◆ **SUPPLIED DATA**:
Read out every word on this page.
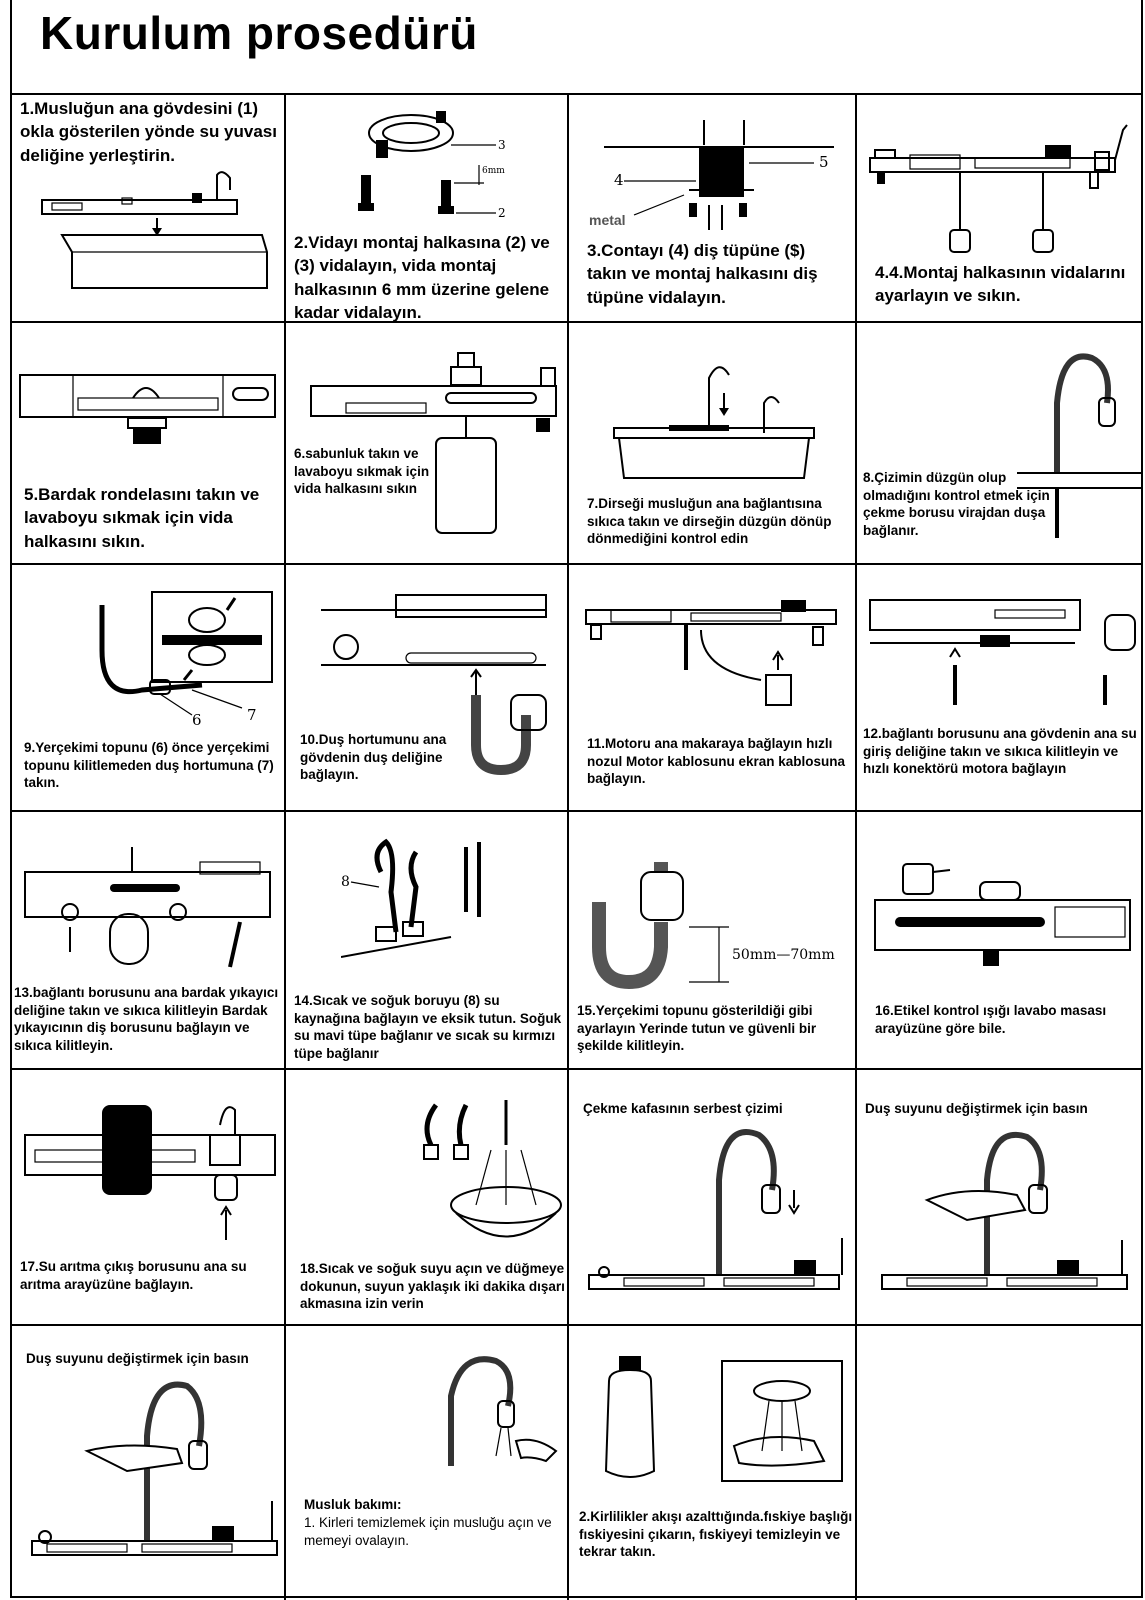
Kurulum prosedürü
1.Musluğun ana gövdesini (1) okla gösterilen yönde su yuvası deliğine yerleştirin.
3
6mm
2
2.Vidayı montaj halkasına (2) ve (3) vidalayın, vida montaj halkasının 6 mm üzerine gelene kadar vidalayın.
5
4
metal
3.Contayı (4) diş tüpüne ($) takın ve montaj halkasını diş tüpüne vidalayın.
4.4.Montaj halkasının vidalarını ayarlayın ve sıkın.
5.Bardak rondelasını takın ve lavaboyu sıkmak için vida halkasını sıkın.
6.sabunluk takın ve lavaboyu sıkmak için vida halkasını sıkın
7.Dirseği musluğun ana bağlantısına sıkıca takın ve dirseğin düzgün dönüp dönmediğini kontrol edin
8.Çizimin düzgün olup olmadığını kontrol etmek için çekme borusu virajdan duşa bağlanır.
6	7
9.Yerçekimi topunu (6) önce yerçekimi topunu kilitlemeden duş hortumuna (7) takın.
10.Duş hortumunu ana gövdenin duş deliğine bağlayın.
11.Motoru ana makaraya bağlayın hızlı nozul Motor kablosunu ekran kablosuna bağlayın.
12.bağlantı borusunu ana gövdenin ana su giriş deliğine takın ve sıkıca kilitleyin ve hızlı konektörü motora bağlayın
13.bağlantı borusunu ana bardak yıkayıcı deliğine takın ve sıkıca kilitleyin Bardak yıkayıcının diş borusunu bağlayın ve sıkıca kilitleyin.
8
14.Sıcak ve soğuk boruyu (8) su kaynağına bağlayın ve eksik tutun. Soğuk su mavi tüpe bağlanır ve sıcak su kırmızı tüpe bağlanır
50mm—70mm
15.Yerçekimi topunu gösterildiği gibi ayarlayın Yerinde tutun ve güvenli bir şekilde kilitleyin.
16.Etikel kontrol ışığı lavabo masası arayüzüne göre bile.
17.Su arıtma çıkış borusunu ana su arıtma arayüzüne bağlayın.
18.Sıcak ve soğuk suyu açın ve düğmeye dokunun, suyun yaklaşık iki dakika dışarı akmasına izin verin
Çekme kafasının serbest çizimi	Duş suyunu değiştirmek için basın
Duş suyunu değiştirmek için basın
Musluk bakımı:
1. Kirleri temizlemek için musluğu açın ve memeyi ovalayın.
2.Kirlilikler akışı azalttığında.fıskiye başlığı fıskiyesini çıkarın, fıskiyeyi temizleyin ve tekrar takın.
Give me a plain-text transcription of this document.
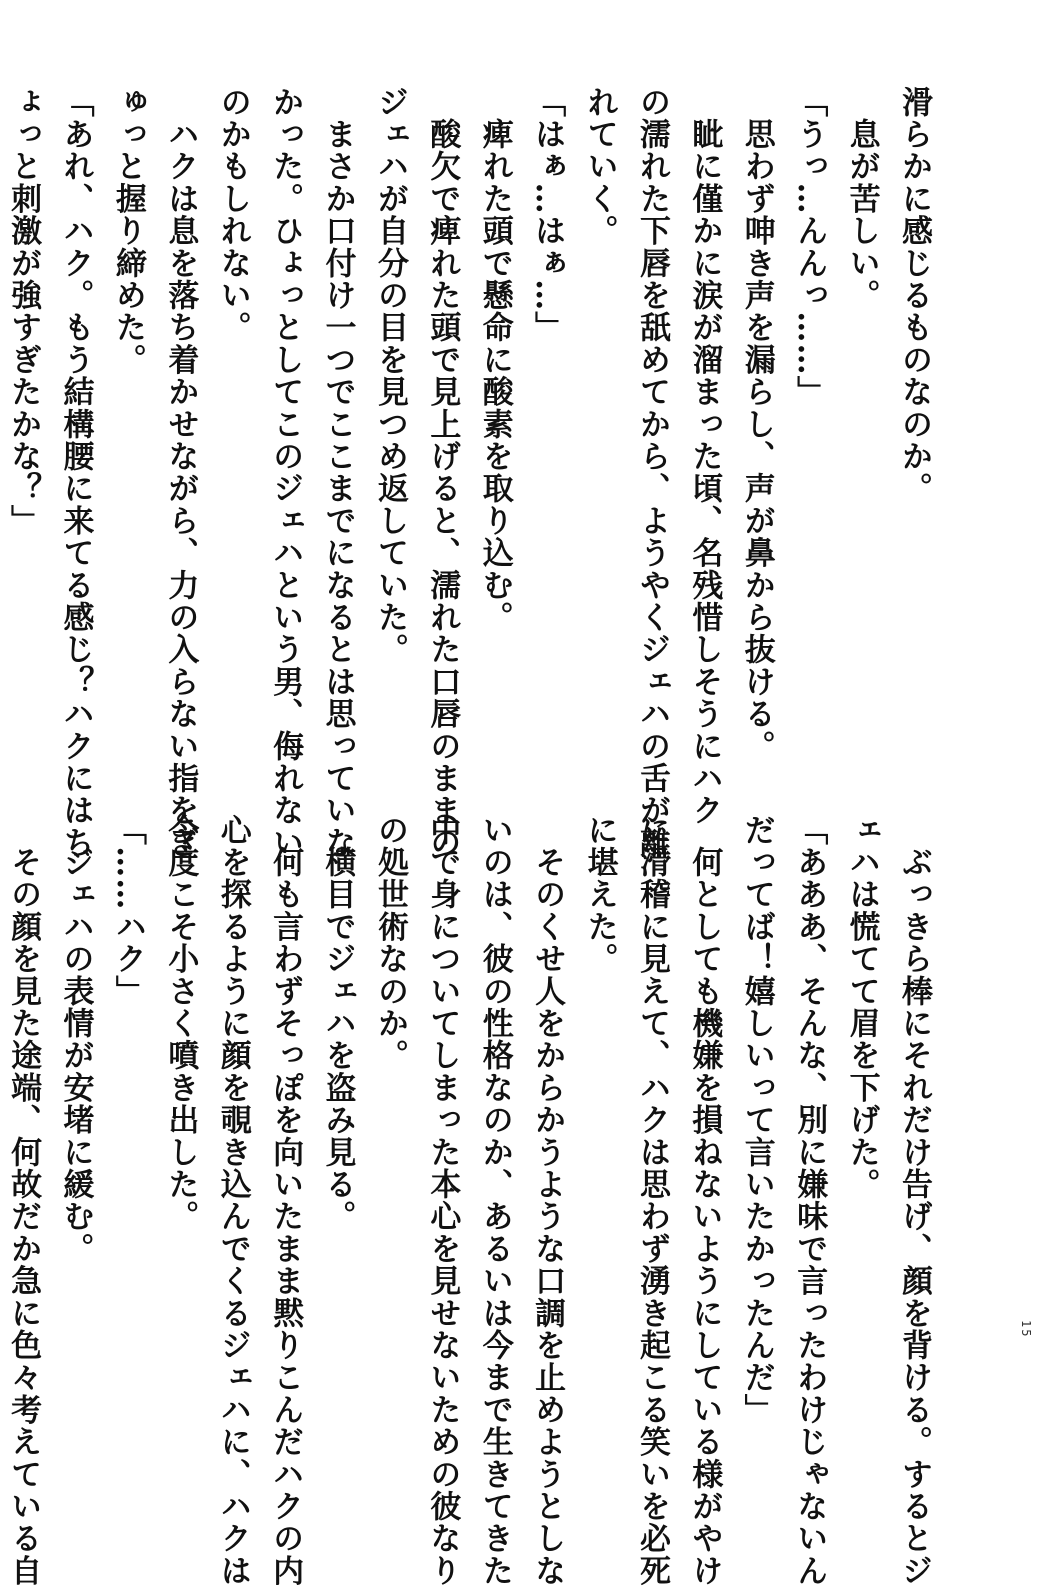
滑らかに感じるものなのか。
　息が苦しい。
「うっ…んんっ……」
　思わず呻き声を漏らし、声が鼻から抜ける。
　眦に僅かに涙が溜まった頃、名残惜しそうにハク
の濡れた下唇を舐めてから、ようやくジェハの舌が離
れていく。
「はぁ…はぁ…」
　痺れた頭で懸命に酸素を取り込む。
　酸欠で痺れた頭で見上げると、濡れた口唇のままの
ジェハが自分の目を見つめ返していた。
　まさか口付け一つでここまでになるとは思っていな
かった。ひょっとしてこのジェハという男、侮れない
のかもしれない。
　ハクは息を落ち着かせながら、力の入らない指をぎ
ゅっと握り締めた。
「あれ、ハク。もう結構腰に来てる感じ？ハクにはち
ょっと刺激が強すぎたかな？」
　ぶっきら棒にそれだけ告げ、顔を背ける。するとジ
ェハは慌てて眉を下げた。
「あああ、そんな、別に嫌味で言ったわけじゃないん
だってば！嬉しいって言いたかったんだ」
　何としても機嫌を損ねないようにしている様がやけ
に滑稽に見えて、ハクは思わず湧き起こる笑いを必死
に堪えた。
　そのくせ人をからかうような口調を止めようとしな
いのは、彼の性格なのか、あるいは今まで生きてきた
中で身についてしまった本心を見せないための彼なり
の処世術なのか。
　横目でジェハを盗み見る。
　何も言わずそっぽを向いたまま黙りこんだハクの内
心を探るように顔を覗き込んでくるジェハに、ハクは
今度こそ小さく噴き出した。
「……ハク」
　ジェハの表情が安堵に緩む。
　その顔を見た途端、何故だか急に色々考えている自	15
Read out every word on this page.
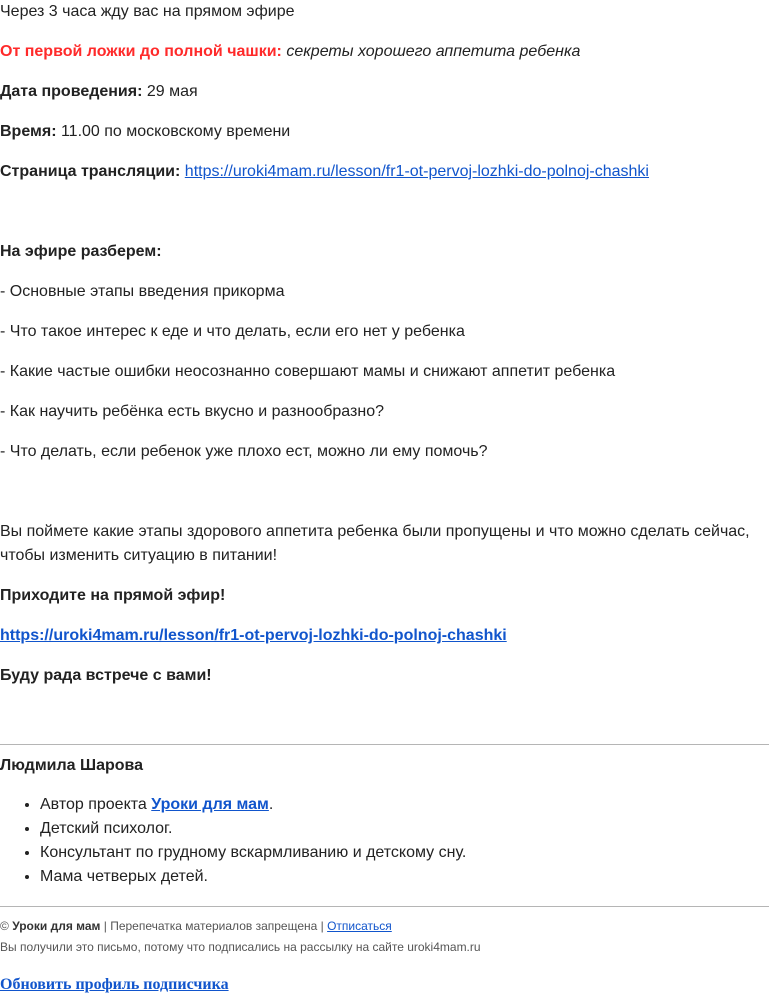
Через 3 часа жду вас на прямом эфире

От первой ложки до полной чашки: секреты хорошего аппетита ребенка

Дата проведения: 29 мая

Время: 11.00 по московскому времени

Страница трансляции: https://uroki4mam.ru/lesson/fr1-ot-pervoj-lozhki-do-polnoj-chashki

На эфире разберем:

- Основные этапы введения прикорма

- Что такое интерес к еде и что делать, если его нет у ребенка

- Какие частые ошибки неосознанно совершают мамы и снижают аппетит ребенка

- Как научить ребёнка есть вкусно и разнообразно?

- Что делать, если ребенок уже плохо ест, можно ли ему помочь?

Вы поймете какие этапы здорового аппетита ребенка были пропущены и что можно сделать сейчас, чтобы изменить ситуацию в питании!

Приходите на прямой эфир!

https://uroki4mam.ru/lesson/fr1-ot-pervoj-lozhki-do-polnoj-chashki

Буду рада встрече с вами!

Людмила Шарова

• Автор проекта Уроки для мам.
• Детский психолог.
• Консультант по грудному вскармливанию и детскому сну.
• Мама четверых детей.
© Уроки для мам | Перепечатка материалов запрещена | Отписаться
Вы получили это письмо, потому что подписались на рассылку на сайте uroki4mam.ru
Обновить профиль подписчика
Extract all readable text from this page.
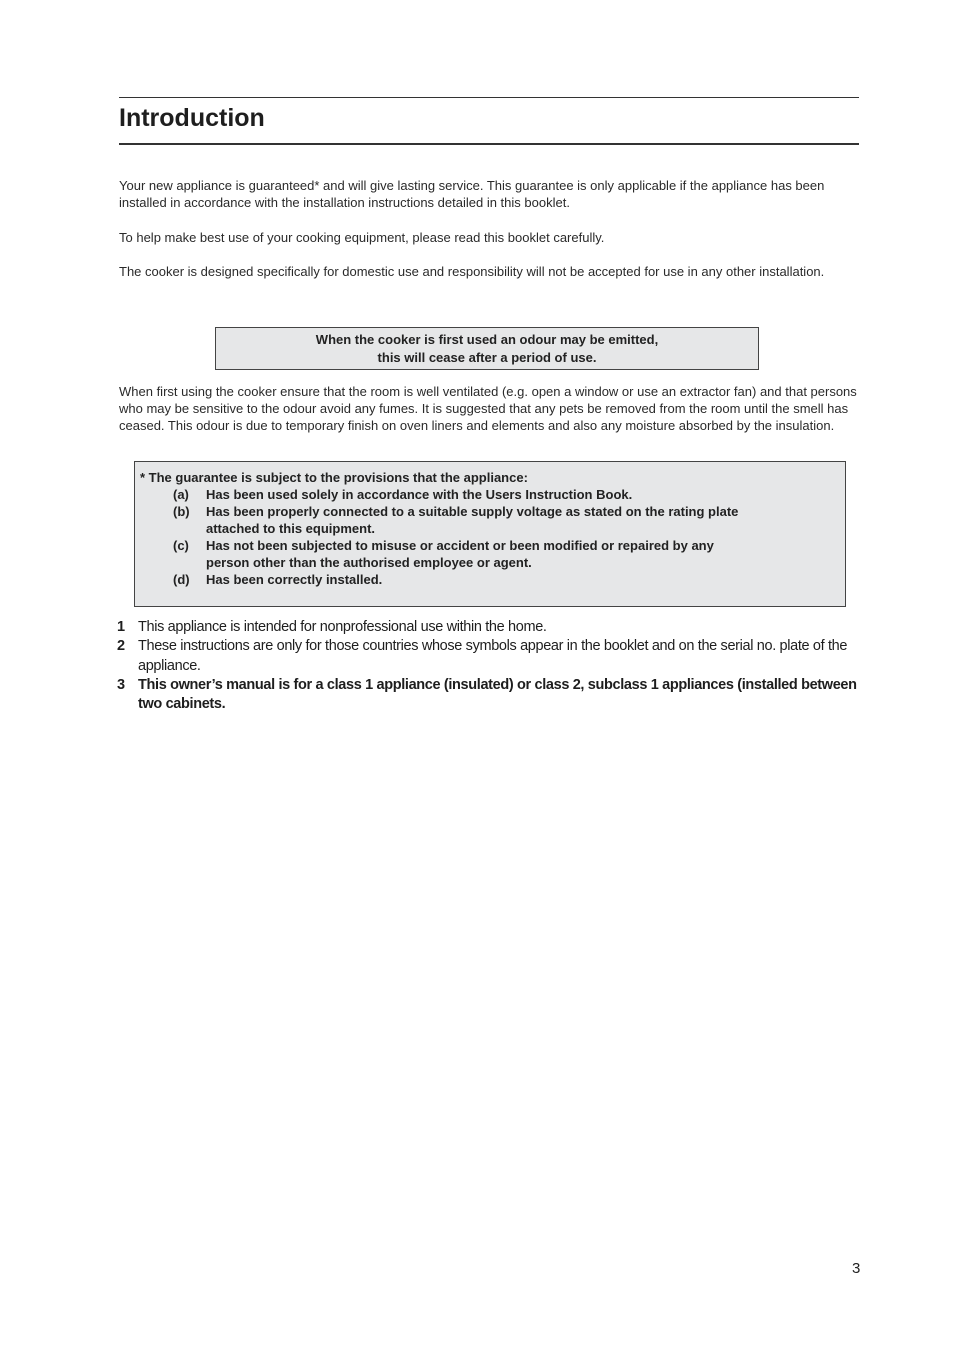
Introduction

Your new appliance is guaranteed* and will give lasting service. This guarantee is only applicable if the appliance has been installed in accordance with the installation instructions detailed in this booklet.

To help make best use of your cooking equipment, please read this booklet carefully.

The cooker is designed specifically for domestic use and responsibility will not be accepted for use in any other installation.

When the cooker is first used an odour may be emitted,
this will cease after a period of use.

When first using the cooker ensure that the room is well ventilated (e.g. open a window or use an extractor fan) and that persons who may be sensitive to the odour avoid any fumes. It is suggested that any pets be removed from the room until the smell has ceased. This odour is due to temporary finish on oven liners and elements and also any moisture absorbed by the insulation.

* The guarantee is subject to the provisions that the appliance:
(a)	Has been used solely in accordance with the Users Instruction Book.
(b)	Has been properly connected to a suitable supply voltage as stated on the rating plate attached to this equipment.
(c)	Has not been subjected to misuse or accident or been modified or repaired by any person other than the authorised employee or agent.
(d)	Has been correctly installed.
1 This appliance is intended for nonprofessional use within the home.
2 These instructions are only for those countries whose symbols appear in the booklet and on the serial no. plate of the appliance.
3 This owner’s manual is for a class 1 appliance (insulated) or class 2, subclass 1 appliances (installed between two cabinets.
3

◆ **WHAT NEEDS TO BE DONE**:
Without including any pictures, reproduce the listing exactly.

◆ **OUTPUT OF THE EXERCISE**:
Read out every word on this page.
Kurulum prosedürü
1.Musluğun ana gövdesini (1) okla gösterilen yönde su yuvası deliğine yerleştirin.
3
6mm
2
2.Vidayı montaj halkasına (2) ve (3) vidalayın, vida montaj halkasının 6 mm üzerine gelene kadar vidalayın.
5
4
metal
3.Contayı (4) diş tüpüne ($) takın ve montaj halkasını diş tüpüne vidalayın.
4.4.Montaj halkasının vidalarını ayarlayın ve sıkın.
5.Bardak rondelasını takın ve lavaboyu sıkmak için vida halkasını sıkın.
6.sabunluk takın ve lavaboyu sıkmak için vida halkasını sıkın
7.Dirseği musluğun ana bağlantısına sıkıca takın ve dirseğin düzgün dönüp dönmediğini kontrol edin
8.Çizimin düzgün olup olmadığını kontrol etmek için çekme borusu virajdan duşa bağlanır.
6	7
9.Yerçekimi topunu (6) önce yerçekimi topunu kilitlemeden duş hortumuna (7) takın.
10.Duş hortumunu ana gövdenin duş deliğine bağlayın.
11.Motoru ana makaraya bağlayın hızlı nozul Motor kablosunu ekran kablosuna bağlayın.
12.bağlantı borusunu ana gövdenin ana su giriş deliğine takın ve sıkıca kilitleyin ve hızlı konektörü motora bağlayın
13.bağlantı borusunu ana bardak yıkayıcı deliğine takın ve sıkıca kilitleyin Bardak yıkayıcının diş borusunu bağlayın ve sıkıca kilitleyin.
8
14.Sıcak ve soğuk boruyu (8) su kaynağına bağlayın ve eksik tutun. Soğuk su mavi tüpe bağlanır ve sıcak su kırmızı tüpe bağlanır
50mm—70mm
15.Yerçekimi topunu gösterildiği gibi ayarlayın Yerinde tutun ve güvenli bir şekilde kilitleyin.
16.Etikel kontrol ışığı lavabo masası arayüzüne göre bile.
17.Su arıtma çıkış borusunu ana su arıtma arayüzüne bağlayın.
18.Sıcak ve soğuk suyu açın ve düğmeye dokunun, suyun yaklaşık iki dakika dışarı akmasına izin verin
Çekme kafasının serbest çizimi	Duş suyunu değiştirmek için basın
Duş suyunu değiştirmek için basın
Musluk bakımı:
1. Kirleri temizlemek için musluğu açın ve memeyi ovalayın.
2.Kirlilikler akışı azalttığında.fıskiye başlığı fıskiyesini çıkarın, fıskiyeyi temizleyin ve tekrar takın.
Give me a plain-text transcription of this document.
滑らかに感じるものなのか。
　息が苦しい。
「うっ…んんっ……」
　思わず呻き声を漏らし、声が鼻から抜ける。
　眦に僅かに涙が溜まった頃、名残惜しそうにハク
の濡れた下唇を舐めてから、ようやくジェハの舌が離
れていく。
「はぁ…はぁ…」
　痺れた頭で懸命に酸素を取り込む。
　酸欠で痺れた頭で見上げると、濡れた口唇のままの
ジェハが自分の目を見つめ返していた。
　まさか口付け一つでここまでになるとは思っていな
かった。ひょっとしてこのジェハという男、侮れない
のかもしれない。
　ハクは息を落ち着かせながら、力の入らない指をぎ
ゅっと握り締めた。
「あれ、ハク。もう結構腰に来てる感じ？ハクにはち
ょっと刺激が強すぎたかな？」
　ぶっきら棒にそれだけ告げ、顔を背ける。するとジ
ェハは慌てて眉を下げた。
「あああ、そんな、別に嫌味で言ったわけじゃないん
だってば！嬉しいって言いたかったんだ」
　何としても機嫌を損ねないようにしている様がやけ
に滑稽に見えて、ハクは思わず湧き起こる笑いを必死
に堪えた。
　そのくせ人をからかうような口調を止めようとしな
いのは、彼の性格なのか、あるいは今まで生きてきた
中で身についてしまった本心を見せないための彼なり
の処世術なのか。
　横目でジェハを盗み見る。
　何も言わずそっぽを向いたまま黙りこんだハクの内
心を探るように顔を覗き込んでくるジェハに、ハクは
今度こそ小さく噴き出した。
「……ハク」
　ジェハの表情が安堵に緩む。
　その顔を見た途端、何故だか急に色々考えている自	15
Read out every word on this page.
Через 3 часа жду вас на прямом эфире

От первой ложки до полной чашки: секреты хорошего аппетита ребенка

Дата проведения: 29 мая

Время: 11.00 по московскому времени

Страница трансляции: https://uroki4mam.ru/lesson/fr1-ot-pervoj-lozhki-do-polnoj-chashki

На эфире разберем:

- Основные этапы введения прикорма

- Что такое интерес к еде и что делать, если его нет у ребенка

- Какие частые ошибки неосознанно совершают мамы и снижают аппетит ребенка

- Как научить ребёнка есть вкусно и разнообразно?

- Что делать, если ребенок уже плохо ест, можно ли ему помочь?

Вы поймете какие этапы здорового аппетита ребенка были пропущены и что можно сделать сейчас, чтобы изменить ситуацию в питании!

Приходите на прямой эфир!

https://uroki4mam.ru/lesson/fr1-ot-pervoj-lozhki-do-polnoj-chashki

Буду рада встрече с вами!

Людмила Шарова

• Автор проекта Уроки для мам.
• Детский психолог.
• Консультант по грудному вскармливанию и детскому сну.
• Мама четверых детей.
© Уроки для мам | Перепечатка материалов запрещена | Отписаться
Вы получили это письмо, потому что подписались на рассылку на сайте uroki4mam.ru
Обновить профиль подписчика
Extract all readable text from this page.
Introduction

Your new appliance is guaranteed* and will give lasting service. This guarantee is only applicable if the appliance has been installed in accordance with the installation instructions detailed in this booklet.

To help make best use of your cooking equipment, please read this booklet carefully.

The cooker is designed specifically for domestic use and responsibility will not be accepted for use in any other installation.

When the cooker is first used an odour may be emitted,
this will cease after a period of use.

When first using the cooker ensure that the room is well ventilated (e.g. open a window or use an extractor fan) and that persons who may be sensitive to the odour avoid any fumes. It is suggested that any pets be removed from the room until the smell has ceased. This odour is due to temporary finish on oven liners and elements and also any moisture absorbed by the insulation.

* The guarantee is subject to the provisions that the appliance:
(a)	Has been used solely in accordance with the Users Instruction Book.
(b)	Has been properly connected to a suitable supply voltage as stated on the rating plate attached to this equipment.
(c)	Has not been subjected to misuse or accident or been modified or repaired by any person other than the authorised employee or agent.
(d)	Has been correctly installed.
1 This appliance is intended for nonprofessional use within the home.
2 These instructions are only for those countries whose symbols appear in the booklet and on the serial no. plate of the appliance.
3 This owner’s manual is for a class 1 appliance (insulated) or class 2, subclass 1 appliances (installed between two cabinets.
3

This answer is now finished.